======== Page excerpt

A machine learning model can use the Iris dataset to illustrate classification (a method used to determine the type of an object by comparison with similar objects previously been categorised). Once trained on known data, the machine learning model can make a predictive classification by comparing a test object to the output of its training data.

Create the example project

You must first create a project. Feel free to name your project as you like, but here we will assume the project’s repository name is get-started.

kedro new --starter=pandas-iris

Project directory structure

This example project illustrates a convenient starting point and some best practices. The project follows the default Kedro project template and uses folders to store datasets, notebooks, configuration and source code. When you create your own projects, you can adapt the folder structure if you need to.

The example project directory is set out as follows:

get-started         # Parent directory of the template
├── conf            # Project configuration files
├── data            # Local project data (not committed to version control)
├── docs            # Project documentation
├── logs            # Project output logs (not committed to version control)

================

• _Challenge 1_: According to the Kedro excerpt, what repository name is the example project assumed to have?
• _Challenge 2_: Duplicate the Kedro excerpt from "A machine learning" up to and including "you need to.".
• _Challenge 3_: Which folders does the Kedro excerpt show directly inside the get-started directory?

======== Supplied data

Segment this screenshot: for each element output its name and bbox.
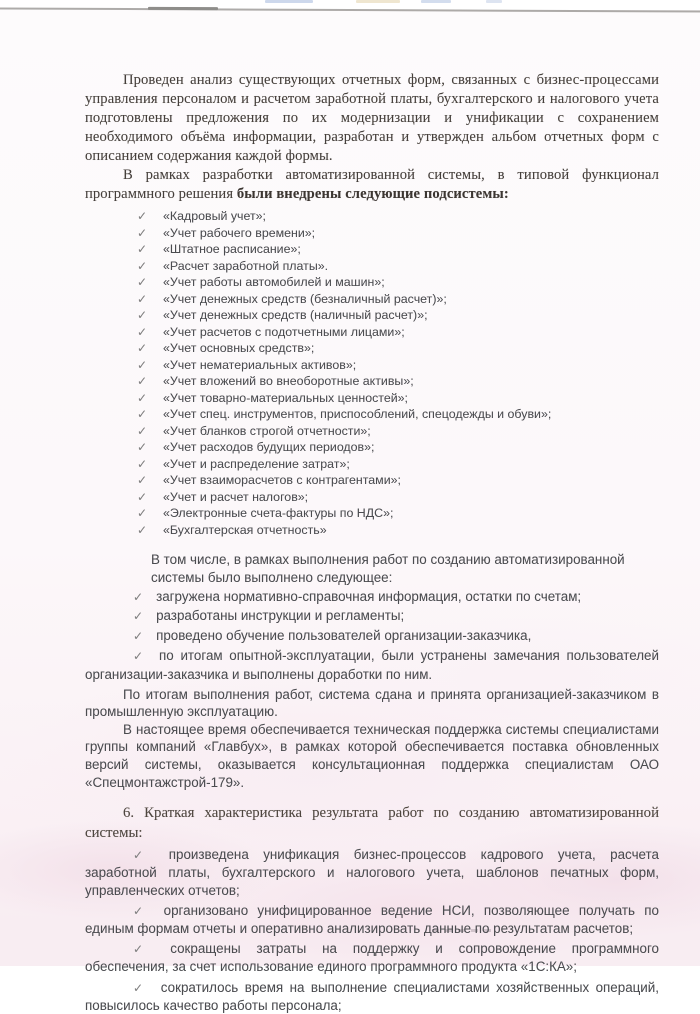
subsystem-item: [85, 208, 659, 225]
completed-works-intro: В том числе, в рамках выполнения работ по созданию автоматизированной системы было выполнено следующее:: [151, 552, 625, 585]
result-item: [85, 846, 659, 899]
check-icon: ✓: [137, 242, 148, 256]
subsystem-label: «Учет расходов будущих периодов»;: [163, 440, 375, 454]
subsystem-item: [85, 274, 659, 291]
subsystem-label: «Бухгалтерская отчетность»: [163, 522, 327, 537]
subsystem-item: [85, 522, 659, 539]
subsystem-item: [85, 439, 659, 456]
result-item: [85, 979, 659, 1014]
paragraph-acceptance: По итогам выполнения работ, система сдана и принята организацией-заказчиком в промышленную эксплуатацию.: [85, 686, 659, 720]
subsystem-item: [85, 406, 659, 423]
paragraph-framework-bold: были внедрены следующие подсистемы:: [236, 186, 509, 202]
check-icon: ✓: [137, 407, 148, 421]
subsystem-label: «Штатное расписание»;: [163, 242, 301, 256]
subsystem-item: [85, 423, 659, 440]
scan-artifact-dash: [486, 0, 502, 3]
check-icon: ✓: [137, 275, 148, 289]
check-icon: ✓: [137, 374, 148, 388]
subsystem-item: [85, 472, 659, 489]
subsystem-label: «Учет расчетов с подотчетными лицами»;: [163, 324, 405, 339]
check-icon: ✓: [133, 648, 147, 663]
subsystem-item: [85, 489, 659, 506]
check-icon: ✓: [137, 324, 148, 339]
scan-artifact-dash: [356, 0, 400, 3]
subsystem-label: «Учет нематериальных активов»;: [163, 357, 357, 372]
check-icon: ✓: [137, 506, 148, 520]
check-icon: ✓: [133, 589, 144, 604]
scan-artifact-dash: [265, 0, 313, 3]
subsystem-item: [85, 357, 659, 374]
check-icon: ✓: [133, 903, 149, 918]
subsystem-label: «Расчет заработной платы».: [163, 258, 329, 273]
subsystem-label: «Учет денежных средств (безналичный расчет)»;: [163, 291, 447, 306]
check-icon: ✓: [137, 473, 148, 487]
subsystem-item: [85, 505, 659, 522]
document-page-content: [85, 71, 659, 1014]
subsystem-item: [85, 225, 659, 242]
work-item: [85, 627, 659, 646]
check-icon: ✓: [137, 258, 148, 273]
work-item-text: загружена нормативно-справочная информация, остатки по счетам;: [156, 588, 582, 604]
section-6-heading: 6. Краткая характеристика результата работ по созданию автоматизированной системы:: [85, 805, 659, 841]
subsystem-list: [85, 208, 659, 538]
subsystem-label: «Учет основных средств»;: [163, 341, 315, 355]
result-item: [85, 940, 659, 975]
check-icon: ✓: [137, 456, 148, 471]
check-icon: ✓: [137, 489, 148, 504]
check-icon: ✓: [137, 522, 148, 537]
check-icon: ✓: [133, 980, 146, 995]
work-item-text: разработаны инструкции и регламенты;: [156, 608, 405, 624]
subsystem-label: «Электронные счета-фактуры по НДС»;: [163, 506, 394, 520]
subsystem-label: «Учет и распределение затрат»;: [163, 456, 350, 471]
paragraph-analysis: Проведен анализ существующих отчетных форм, связанных с бизнес-процессами управления персоналом и расчетом заработной платы, бухгалтерского и налогового учета подготовлены предложения по их модернизации и унификации с сохранением необходимого объёма информации, разработан и утвержден альбом отчетных форм с описанием содержания каждой формы.: [85, 72, 659, 164]
check-icon: ✓: [137, 440, 148, 454]
subsystem-label: «Кадровый учет»;: [163, 209, 267, 223]
work-item-text: проведено обучение пользователей организации-заказчика,: [156, 628, 532, 644]
subsystem-item: [85, 258, 659, 275]
check-icon: ✓: [137, 390, 148, 405]
subsystem-label: «Учет бланков строгой отчетности»;: [163, 423, 371, 438]
check-icon: ✓: [137, 308, 148, 322]
result-item-text: сокращены затраты на поддержку и сопровождение программного обеспечения, за счет использование единого программного продукта «1С:КА»;: [85, 941, 659, 975]
scan-edge-dark-segment: [148, 7, 218, 10]
check-icon: ✓: [137, 341, 148, 355]
check-icon: ✓: [137, 291, 148, 306]
paragraph-framework-text: В рамках разработки автоматизированной системы, в типовой функционал программного решения: [85, 167, 659, 202]
check-icon: ✓: [137, 357, 148, 372]
check-icon: ✓: [137, 225, 148, 240]
subsystem-item: [85, 241, 659, 258]
subsystem-label: «Учет рабочего времени»;: [163, 225, 316, 240]
subsystem-item: [85, 340, 659, 357]
check-icon: ✓: [133, 942, 156, 957]
completed-works-block: [85, 551, 659, 684]
subsystem-item: [85, 324, 659, 341]
check-icon: ✓: [133, 609, 144, 624]
subsystem-item: [85, 390, 659, 407]
result-item-text: организовано унифицированное ведение НСИ, позволяющее получать по единым формам отчеты и оперативно анализировать данные по результатам расчетов;: [85, 902, 659, 936]
result-item: [85, 902, 659, 937]
scan-artifact-dash: [421, 0, 451, 3]
check-icon: ✓: [133, 629, 144, 644]
paragraph-support: В настоящее время обеспечивается техническая поддержка системы специалистами группы компаний «Главбух», в рамках которой обеспечивается поставка обновленных версий системы, оказывается консультационная поддержка специалистам ОАО «Спецмонтажстрой-179».: [85, 721, 659, 790]
paragraph-framework: [85, 166, 659, 204]
subsystem-label: «Учет и расчет налогов»;: [163, 489, 309, 504]
work-item-text: по итогам опытной-эксплуатации, были устранены замечания пользователей организации-заказчика и выполнены доработки по ним.: [85, 647, 659, 682]
check-icon: ✓: [137, 423, 148, 438]
subsystem-label: «Учет спец. инструментов, приспособлений, спецодежды и обуви»;: [163, 407, 552, 421]
result-item-text: сократилось время на выполнение специалистами хозяйственных операций, повысилось качество работы персонала;: [85, 979, 659, 1013]
subsystem-item: [85, 456, 659, 473]
subsystem-item: [85, 307, 659, 324]
subsystem-label: «Учет вложений во внеоборотные активы»;: [163, 374, 414, 388]
subsystem-label: «Учет товарно-материальных ценностей»;: [163, 390, 408, 405]
subsystem-label: «Учет работы автомобилей и машин»;: [163, 275, 385, 289]
subsystem-item: [85, 373, 659, 390]
result-item-text: произведена унификация бизнес-процессов кадрового учета, расчета заработной платы, бухгалтерского и налогового учета, шаблонов печатных форм, управленческих отчетов;: [85, 847, 659, 898]
work-item: [85, 607, 659, 626]
check-icon: ✓: [137, 209, 148, 223]
subsystem-item: [85, 291, 659, 308]
work-item: [85, 588, 659, 607]
subsystem-label: «Учет денежных средств (наличный расчет)»;: [163, 308, 428, 322]
subsystem-label: «Учет взаиморасчетов с контрагентами»;: [163, 473, 401, 487]
work-item: [85, 647, 659, 684]
check-icon: ✓: [133, 848, 154, 863]
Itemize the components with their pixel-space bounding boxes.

================

• _Complete response 1_: get-started

• _Complete response 2_:
A machine learning model can use the Iris dataset to illustrate classification (a method used to determine the type of an object by comparison with similar objects previously been categorised). Once trained on known data, the machine learning model can make a predictive classification by comparing a test object to the output of its training data.

Create the example project

You must first create a project. Feel free to name your project as you like, but here we will assume the project’s repository name is get-started.

kedro new --starter=pandas-iris

Project directory structure

This example project illustrates a convenient starting point and some best practices. The project follows the default Kedro project template and uses folders to store datasets, notebooks, configuration and source code. When you create your own projects, you can adapt the folder structure if you need to.

• _Complete response 3_: conf, data, docs, logs